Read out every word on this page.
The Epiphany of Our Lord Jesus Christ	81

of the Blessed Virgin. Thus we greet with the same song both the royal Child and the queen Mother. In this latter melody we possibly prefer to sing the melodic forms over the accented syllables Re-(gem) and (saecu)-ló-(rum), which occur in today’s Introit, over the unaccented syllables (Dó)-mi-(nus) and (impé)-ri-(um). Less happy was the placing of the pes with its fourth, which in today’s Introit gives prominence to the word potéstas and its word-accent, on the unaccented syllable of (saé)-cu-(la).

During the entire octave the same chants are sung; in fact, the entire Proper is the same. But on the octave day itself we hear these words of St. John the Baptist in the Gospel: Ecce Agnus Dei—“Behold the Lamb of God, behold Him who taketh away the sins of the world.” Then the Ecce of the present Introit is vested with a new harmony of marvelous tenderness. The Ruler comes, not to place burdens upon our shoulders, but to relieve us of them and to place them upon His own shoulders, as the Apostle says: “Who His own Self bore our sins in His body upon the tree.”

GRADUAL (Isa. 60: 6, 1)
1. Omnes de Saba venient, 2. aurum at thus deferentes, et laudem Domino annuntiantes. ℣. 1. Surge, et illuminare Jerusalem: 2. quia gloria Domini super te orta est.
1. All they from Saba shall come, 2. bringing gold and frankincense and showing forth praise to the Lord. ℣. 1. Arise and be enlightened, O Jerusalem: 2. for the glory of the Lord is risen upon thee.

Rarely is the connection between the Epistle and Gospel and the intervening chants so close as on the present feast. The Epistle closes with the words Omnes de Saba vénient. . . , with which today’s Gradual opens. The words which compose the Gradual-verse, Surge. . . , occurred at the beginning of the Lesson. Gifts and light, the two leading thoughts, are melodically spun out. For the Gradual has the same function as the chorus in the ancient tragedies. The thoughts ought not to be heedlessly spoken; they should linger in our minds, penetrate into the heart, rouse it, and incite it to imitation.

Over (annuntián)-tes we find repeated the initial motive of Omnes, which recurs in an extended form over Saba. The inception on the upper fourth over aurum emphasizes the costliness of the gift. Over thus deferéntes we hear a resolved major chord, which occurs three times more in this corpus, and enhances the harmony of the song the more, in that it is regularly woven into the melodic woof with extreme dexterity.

○ ○ ○ ○

- Short exercise -
Reply with one number only: how many lines of the listing hold "Gospel"?

- Solved problem -
2